### Problem
All lines in which the word "JSON" occurs are to be extracted.

### Records supplied

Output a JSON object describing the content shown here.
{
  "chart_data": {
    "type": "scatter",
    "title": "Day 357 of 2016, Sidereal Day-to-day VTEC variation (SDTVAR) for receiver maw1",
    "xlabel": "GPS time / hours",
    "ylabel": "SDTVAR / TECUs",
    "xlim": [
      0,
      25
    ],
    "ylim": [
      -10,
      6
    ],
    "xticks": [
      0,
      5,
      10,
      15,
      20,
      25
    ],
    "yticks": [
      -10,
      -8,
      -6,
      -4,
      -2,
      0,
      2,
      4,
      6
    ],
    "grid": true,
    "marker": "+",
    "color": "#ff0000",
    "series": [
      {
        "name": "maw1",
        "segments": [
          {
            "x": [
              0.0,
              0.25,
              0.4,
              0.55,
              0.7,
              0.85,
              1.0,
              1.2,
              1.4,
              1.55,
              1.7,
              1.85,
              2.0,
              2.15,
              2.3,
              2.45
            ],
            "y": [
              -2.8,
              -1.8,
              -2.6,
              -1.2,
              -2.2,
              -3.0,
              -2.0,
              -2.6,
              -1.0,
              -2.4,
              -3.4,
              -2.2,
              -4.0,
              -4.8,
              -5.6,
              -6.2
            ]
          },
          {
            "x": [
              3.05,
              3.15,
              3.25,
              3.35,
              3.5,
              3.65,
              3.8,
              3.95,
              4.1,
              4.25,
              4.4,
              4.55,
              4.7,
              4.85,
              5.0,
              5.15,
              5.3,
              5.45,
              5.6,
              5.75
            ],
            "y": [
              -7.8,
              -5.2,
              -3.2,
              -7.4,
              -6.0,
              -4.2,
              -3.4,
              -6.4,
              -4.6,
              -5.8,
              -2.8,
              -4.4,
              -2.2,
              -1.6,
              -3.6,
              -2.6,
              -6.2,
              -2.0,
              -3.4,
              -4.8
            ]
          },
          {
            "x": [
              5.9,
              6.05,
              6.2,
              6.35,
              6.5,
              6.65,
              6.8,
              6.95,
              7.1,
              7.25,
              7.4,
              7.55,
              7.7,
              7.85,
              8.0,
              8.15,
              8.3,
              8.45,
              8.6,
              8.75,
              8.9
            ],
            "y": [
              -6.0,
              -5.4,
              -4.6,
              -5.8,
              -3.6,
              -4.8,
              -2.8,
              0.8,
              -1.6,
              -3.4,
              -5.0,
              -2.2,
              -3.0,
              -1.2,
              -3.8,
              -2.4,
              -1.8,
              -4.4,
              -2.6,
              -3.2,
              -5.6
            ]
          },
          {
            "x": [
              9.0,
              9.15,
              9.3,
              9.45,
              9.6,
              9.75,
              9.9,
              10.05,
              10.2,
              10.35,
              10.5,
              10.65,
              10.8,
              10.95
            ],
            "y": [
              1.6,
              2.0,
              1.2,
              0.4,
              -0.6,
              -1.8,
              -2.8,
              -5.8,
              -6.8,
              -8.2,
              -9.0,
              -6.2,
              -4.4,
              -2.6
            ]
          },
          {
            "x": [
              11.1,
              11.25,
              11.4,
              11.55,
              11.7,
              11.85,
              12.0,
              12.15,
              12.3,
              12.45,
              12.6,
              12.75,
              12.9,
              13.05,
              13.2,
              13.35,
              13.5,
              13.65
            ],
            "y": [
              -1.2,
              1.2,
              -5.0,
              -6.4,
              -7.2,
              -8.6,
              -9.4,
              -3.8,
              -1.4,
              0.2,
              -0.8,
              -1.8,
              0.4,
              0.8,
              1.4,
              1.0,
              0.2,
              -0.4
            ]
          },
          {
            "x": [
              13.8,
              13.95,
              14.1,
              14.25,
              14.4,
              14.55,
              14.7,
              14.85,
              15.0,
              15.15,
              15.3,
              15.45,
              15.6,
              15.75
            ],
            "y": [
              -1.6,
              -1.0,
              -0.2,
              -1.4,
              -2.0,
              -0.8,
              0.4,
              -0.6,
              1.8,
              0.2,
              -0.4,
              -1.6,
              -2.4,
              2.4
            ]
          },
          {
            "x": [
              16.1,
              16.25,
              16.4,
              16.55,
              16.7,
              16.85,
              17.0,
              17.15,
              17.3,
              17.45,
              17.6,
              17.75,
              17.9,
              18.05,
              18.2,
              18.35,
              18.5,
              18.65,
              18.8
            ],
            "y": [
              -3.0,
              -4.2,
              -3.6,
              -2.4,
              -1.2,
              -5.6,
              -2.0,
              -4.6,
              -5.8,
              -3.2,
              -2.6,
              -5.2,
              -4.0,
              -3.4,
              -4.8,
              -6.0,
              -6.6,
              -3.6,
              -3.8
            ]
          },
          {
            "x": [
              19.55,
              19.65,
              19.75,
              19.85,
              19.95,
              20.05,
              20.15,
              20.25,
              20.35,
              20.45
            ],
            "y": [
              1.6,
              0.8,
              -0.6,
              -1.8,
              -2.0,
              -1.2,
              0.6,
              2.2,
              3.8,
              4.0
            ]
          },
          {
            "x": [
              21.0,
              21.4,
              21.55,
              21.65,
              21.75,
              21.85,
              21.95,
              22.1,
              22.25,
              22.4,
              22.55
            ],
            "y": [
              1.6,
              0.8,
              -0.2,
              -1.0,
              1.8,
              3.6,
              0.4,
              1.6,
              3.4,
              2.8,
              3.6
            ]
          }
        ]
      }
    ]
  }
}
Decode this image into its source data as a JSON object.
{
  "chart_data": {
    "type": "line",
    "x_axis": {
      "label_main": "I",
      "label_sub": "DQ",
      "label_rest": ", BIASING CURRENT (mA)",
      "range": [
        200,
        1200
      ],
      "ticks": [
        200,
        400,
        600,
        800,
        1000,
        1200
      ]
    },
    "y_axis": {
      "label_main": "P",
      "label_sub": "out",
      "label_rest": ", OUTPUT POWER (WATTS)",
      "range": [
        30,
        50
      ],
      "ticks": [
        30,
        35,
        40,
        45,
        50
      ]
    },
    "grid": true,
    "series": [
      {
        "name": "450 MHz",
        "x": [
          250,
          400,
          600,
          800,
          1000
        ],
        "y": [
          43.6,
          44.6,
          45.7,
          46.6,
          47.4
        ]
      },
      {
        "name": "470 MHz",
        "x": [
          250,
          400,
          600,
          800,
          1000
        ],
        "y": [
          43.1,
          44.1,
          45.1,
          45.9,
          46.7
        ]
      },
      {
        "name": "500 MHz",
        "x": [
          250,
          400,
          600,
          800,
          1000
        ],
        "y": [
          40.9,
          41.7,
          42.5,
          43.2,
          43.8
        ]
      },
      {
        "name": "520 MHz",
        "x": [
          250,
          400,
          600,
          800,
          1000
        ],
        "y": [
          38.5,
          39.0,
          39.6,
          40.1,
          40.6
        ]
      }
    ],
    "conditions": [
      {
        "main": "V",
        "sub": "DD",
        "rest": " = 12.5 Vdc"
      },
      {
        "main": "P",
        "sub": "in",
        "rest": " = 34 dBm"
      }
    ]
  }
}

### Correct output
Output a JSON object describing the content shown here.
Decode this image into its source data as a JSON object.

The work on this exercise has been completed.